** Goal **
Retype the data below without altering anything.

** Exercise inputs **
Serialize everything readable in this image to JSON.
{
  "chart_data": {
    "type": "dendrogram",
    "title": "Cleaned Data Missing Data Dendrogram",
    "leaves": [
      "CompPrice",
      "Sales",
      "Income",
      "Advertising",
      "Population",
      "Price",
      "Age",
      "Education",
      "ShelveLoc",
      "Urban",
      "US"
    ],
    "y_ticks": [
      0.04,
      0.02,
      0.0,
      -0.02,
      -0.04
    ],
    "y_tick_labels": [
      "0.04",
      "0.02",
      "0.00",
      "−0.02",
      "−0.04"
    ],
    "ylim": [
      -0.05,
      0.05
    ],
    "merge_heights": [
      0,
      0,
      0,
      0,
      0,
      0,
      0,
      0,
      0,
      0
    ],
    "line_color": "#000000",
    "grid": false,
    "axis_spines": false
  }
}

** Completed task **
Serialize everything readable in this image to JSON.
{
  "chart_data": {
    "type": "dendrogram",
    "title": "Cleaned Data Missing Data Dendrogram",
    "leaves": [
      "CompPrice",
      "Sales",
      "Income",
      "Advertising",
      "Population",
      "Price",
      "Age",
      "Education",
      "ShelveLoc",
      "Urban",
      "US"
    ],
    "y_ticks": [
      0.04,
      0.02,
      0.0,
      -0.02,
      -0.04
    ],
    "y_tick_labels": [
      "0.04",
      "0.02",
      "0.00",
      "−0.02",
      "−0.04"
    ],
    "ylim": [
      -0.05,
      0.05
    ],
    "merge_heights": [
      0,
      0,
      0,
      0,
      0,
      0,
      0,
      0,
      0,
      0
    ],
    "line_color": "#000000",
    "grid": false,
    "axis_spines": false
  }
}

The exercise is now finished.